━━━ Given data ━━━

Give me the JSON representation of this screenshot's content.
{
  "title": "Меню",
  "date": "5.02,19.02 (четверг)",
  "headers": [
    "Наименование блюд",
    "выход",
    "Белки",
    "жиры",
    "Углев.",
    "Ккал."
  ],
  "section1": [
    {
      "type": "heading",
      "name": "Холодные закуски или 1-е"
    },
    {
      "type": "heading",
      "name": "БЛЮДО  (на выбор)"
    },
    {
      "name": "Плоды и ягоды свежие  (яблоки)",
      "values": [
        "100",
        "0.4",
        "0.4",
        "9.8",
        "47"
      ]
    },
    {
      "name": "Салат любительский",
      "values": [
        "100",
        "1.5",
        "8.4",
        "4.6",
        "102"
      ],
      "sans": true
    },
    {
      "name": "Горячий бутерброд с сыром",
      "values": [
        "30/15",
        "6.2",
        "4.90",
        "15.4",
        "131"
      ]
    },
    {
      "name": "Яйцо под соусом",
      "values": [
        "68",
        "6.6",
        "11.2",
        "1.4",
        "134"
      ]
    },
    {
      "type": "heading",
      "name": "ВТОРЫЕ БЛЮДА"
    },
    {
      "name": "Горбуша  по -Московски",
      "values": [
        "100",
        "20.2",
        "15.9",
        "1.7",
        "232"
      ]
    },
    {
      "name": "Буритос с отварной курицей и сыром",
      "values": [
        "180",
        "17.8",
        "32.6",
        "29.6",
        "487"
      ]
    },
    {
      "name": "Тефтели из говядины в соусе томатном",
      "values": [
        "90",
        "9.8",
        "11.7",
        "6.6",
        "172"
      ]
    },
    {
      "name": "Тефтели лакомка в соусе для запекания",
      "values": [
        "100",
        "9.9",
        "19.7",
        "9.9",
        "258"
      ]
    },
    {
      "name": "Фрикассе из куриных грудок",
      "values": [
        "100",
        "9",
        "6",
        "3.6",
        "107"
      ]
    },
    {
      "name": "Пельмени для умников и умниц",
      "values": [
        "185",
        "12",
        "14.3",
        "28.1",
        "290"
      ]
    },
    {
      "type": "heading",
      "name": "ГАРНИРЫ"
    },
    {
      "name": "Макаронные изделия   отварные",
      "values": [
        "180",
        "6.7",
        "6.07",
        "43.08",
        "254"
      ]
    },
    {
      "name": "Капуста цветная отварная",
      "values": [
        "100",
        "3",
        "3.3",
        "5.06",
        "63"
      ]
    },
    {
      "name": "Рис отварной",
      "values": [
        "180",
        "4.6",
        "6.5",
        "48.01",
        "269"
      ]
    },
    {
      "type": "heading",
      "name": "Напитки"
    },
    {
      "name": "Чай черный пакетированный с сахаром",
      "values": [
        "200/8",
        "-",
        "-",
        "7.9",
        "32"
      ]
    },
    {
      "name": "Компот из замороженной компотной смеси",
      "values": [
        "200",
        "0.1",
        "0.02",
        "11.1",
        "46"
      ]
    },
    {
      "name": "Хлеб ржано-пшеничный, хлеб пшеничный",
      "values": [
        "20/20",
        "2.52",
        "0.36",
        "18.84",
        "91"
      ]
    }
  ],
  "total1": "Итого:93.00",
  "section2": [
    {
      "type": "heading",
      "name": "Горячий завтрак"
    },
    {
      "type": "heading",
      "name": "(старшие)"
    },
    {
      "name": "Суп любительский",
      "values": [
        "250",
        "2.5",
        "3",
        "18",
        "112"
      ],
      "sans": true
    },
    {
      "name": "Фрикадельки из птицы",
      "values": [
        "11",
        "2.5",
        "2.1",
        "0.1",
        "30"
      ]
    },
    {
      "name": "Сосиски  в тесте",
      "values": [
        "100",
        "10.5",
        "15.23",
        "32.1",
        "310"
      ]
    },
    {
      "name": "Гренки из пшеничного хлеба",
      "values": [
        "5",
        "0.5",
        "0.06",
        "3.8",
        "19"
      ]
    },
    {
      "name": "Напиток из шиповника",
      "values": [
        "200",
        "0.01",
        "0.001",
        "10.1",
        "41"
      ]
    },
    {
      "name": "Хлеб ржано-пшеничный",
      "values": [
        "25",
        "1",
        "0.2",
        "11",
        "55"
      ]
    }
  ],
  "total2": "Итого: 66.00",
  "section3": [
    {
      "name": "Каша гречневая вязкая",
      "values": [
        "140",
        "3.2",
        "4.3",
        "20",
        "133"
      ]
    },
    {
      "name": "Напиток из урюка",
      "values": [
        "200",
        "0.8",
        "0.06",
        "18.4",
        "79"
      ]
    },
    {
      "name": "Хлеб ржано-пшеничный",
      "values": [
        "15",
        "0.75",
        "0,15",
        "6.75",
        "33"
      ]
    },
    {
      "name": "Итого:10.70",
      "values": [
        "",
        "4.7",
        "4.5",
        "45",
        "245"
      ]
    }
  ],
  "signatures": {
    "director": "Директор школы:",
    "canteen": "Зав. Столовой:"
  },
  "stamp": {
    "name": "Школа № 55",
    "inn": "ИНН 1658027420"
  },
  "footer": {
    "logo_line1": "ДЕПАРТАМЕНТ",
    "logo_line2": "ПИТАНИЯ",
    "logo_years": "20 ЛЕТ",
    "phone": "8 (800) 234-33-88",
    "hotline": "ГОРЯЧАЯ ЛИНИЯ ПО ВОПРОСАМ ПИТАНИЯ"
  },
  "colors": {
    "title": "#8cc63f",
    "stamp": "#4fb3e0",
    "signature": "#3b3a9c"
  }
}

━━━

Set all of the records down again, exactly as they stand.

Give me the JSON representation of this screenshot's content.
{
  "title": "Меню",
  "date": "5.02,19.02 (четверг)",
  "headers": [
    "Наименование блюд",
    "выход",
    "Белки",
    "жиры",
    "Углев.",
    "Ккал."
  ],
  "section1": [
    {
      "type": "heading",
      "name": "Холодные закуски или 1-е"
    },
    {
      "type": "heading",
      "name": "БЛЮДО  (на выбор)"
    },
    {
      "name": "Плоды и ягоды свежие  (яблоки)",
      "values": [
        "100",
        "0.4",
        "0.4",
        "9.8",
        "47"
      ]
    },
    {
      "name": "Салат любительский",
      "values": [
        "100",
        "1.5",
        "8.4",
        "4.6",
        "102"
      ],
      "sans": true
    },
    {
      "name": "Горячий бутерброд с сыром",
      "values": [
        "30/15",
        "6.2",
        "4.90",
        "15.4",
        "131"
      ]
    },
    {
      "name": "Яйцо под соусом",
      "values": [
        "68",
        "6.6",
        "11.2",
        "1.4",
        "134"
      ]
    },
    {
      "type": "heading",
      "name": "ВТОРЫЕ БЛЮДА"
    },
    {
      "name": "Горбуша  по -Московски",
      "values": [
        "100",
        "20.2",
        "15.9",
        "1.7",
        "232"
      ]
    },
    {
      "name": "Буритос с отварной курицей и сыром",
      "values": [
        "180",
        "17.8",
        "32.6",
        "29.6",
        "487"
      ]
    },
    {
      "name": "Тефтели из говядины в соусе томатном",
      "values": [
        "90",
        "9.8",
        "11.7",
        "6.6",
        "172"
      ]
    },
    {
      "name": "Тефтели лакомка в соусе для запекания",
      "values": [
        "100",
        "9.9",
        "19.7",
        "9.9",
        "258"
      ]
    },
    {
      "name": "Фрикассе из куриных грудок",
      "values": [
        "100",
        "9",
        "6",
        "3.6",
        "107"
      ]
    },
    {
      "name": "Пельмени для умников и умниц",
      "values": [
        "185",
        "12",
        "14.3",
        "28.1",
        "290"
      ]
    },
    {
      "type": "heading",
      "name": "ГАРНИРЫ"
    },
    {
      "name": "Макаронные изделия   отварные",
      "values": [
        "180",
        "6.7",
        "6.07",
        "43.08",
        "254"
      ]
    },
    {
      "name": "Капуста цветная отварная",
      "values": [
        "100",
        "3",
        "3.3",
        "5.06",
        "63"
      ]
    },
    {
      "name": "Рис отварной",
      "values": [
        "180",
        "4.6",
        "6.5",
        "48.01",
        "269"
      ]
    },
    {
      "type": "heading",
      "name": "Напитки"
    },
    {
      "name": "Чай черный пакетированный с сахаром",
      "values": [
        "200/8",
        "-",
        "-",
        "7.9",
        "32"
      ]
    },
    {
      "name": "Компот из замороженной компотной смеси",
      "values": [
        "200",
        "0.1",
        "0.02",
        "11.1",
        "46"
      ]
    },
    {
      "name": "Хлеб ржано-пшеничный, хлеб пшеничный",
      "values": [
        "20/20",
        "2.52",
        "0.36",
        "18.84",
        "91"
      ]
    }
  ],
  "total1": "Итого:93.00",
  "section2": [
    {
      "type": "heading",
      "name": "Горячий завтрак"
    },
    {
      "type": "heading",
      "name": "(старшие)"
    },
    {
      "name": "Суп любительский",
      "values": [
        "250",
        "2.5",
        "3",
        "18",
        "112"
      ],
      "sans": true
    },
    {
      "name": "Фрикадельки из птицы",
      "values": [
        "11",
        "2.5",
        "2.1",
        "0.1",
        "30"
      ]
    },
    {
      "name": "Сосиски  в тесте",
      "values": [
        "100",
        "10.5",
        "15.23",
        "32.1",
        "310"
      ]
    },
    {
      "name": "Гренки из пшеничного хлеба",
      "values": [
        "5",
        "0.5",
        "0.06",
        "3.8",
        "19"
      ]
    },
    {
      "name": "Напиток из шиповника",
      "values": [
        "200",
        "0.01",
        "0.001",
        "10.1",
        "41"
      ]
    },
    {
      "name": "Хлеб ржано-пшеничный",
      "values": [
        "25",
        "1",
        "0.2",
        "11",
        "55"
      ]
    }
  ],
  "total2": "Итого: 66.00",
  "section3": [
    {
      "name": "Каша гречневая вязкая",
      "values": [
        "140",
        "3.2",
        "4.3",
        "20",
        "133"
      ]
    },
    {
      "name": "Напиток из урюка",
      "values": [
        "200",
        "0.8",
        "0.06",
        "18.4",
        "79"
      ]
    },
    {
      "name": "Хлеб ржано-пшеничный",
      "values": [
        "15",
        "0.75",
        "0,15",
        "6.75",
        "33"
      ]
    },
    {
      "name": "Итого:10.70",
      "values": [
        "",
        "4.7",
        "4.5",
        "45",
        "245"
      ]
    }
  ],
  "signatures": {
    "director": "Директор школы:",
    "canteen": "Зав. Столовой:"
  },
  "stamp": {
    "name": "Школа № 55",
    "inn": "ИНН 1658027420"
  },
  "footer": {
    "logo_line1": "ДЕПАРТАМЕНТ",
    "logo_line2": "ПИТАНИЯ",
    "logo_years": "20 ЛЕТ",
    "phone": "8 (800) 234-33-88",
    "hotline": "ГОРЯЧАЯ ЛИНИЯ ПО ВОПРОСАМ ПИТАНИЯ"
  },
  "colors": {
    "title": "#8cc63f",
    "stamp": "#4fb3e0",
    "signature": "#3b3a9c"
  }
}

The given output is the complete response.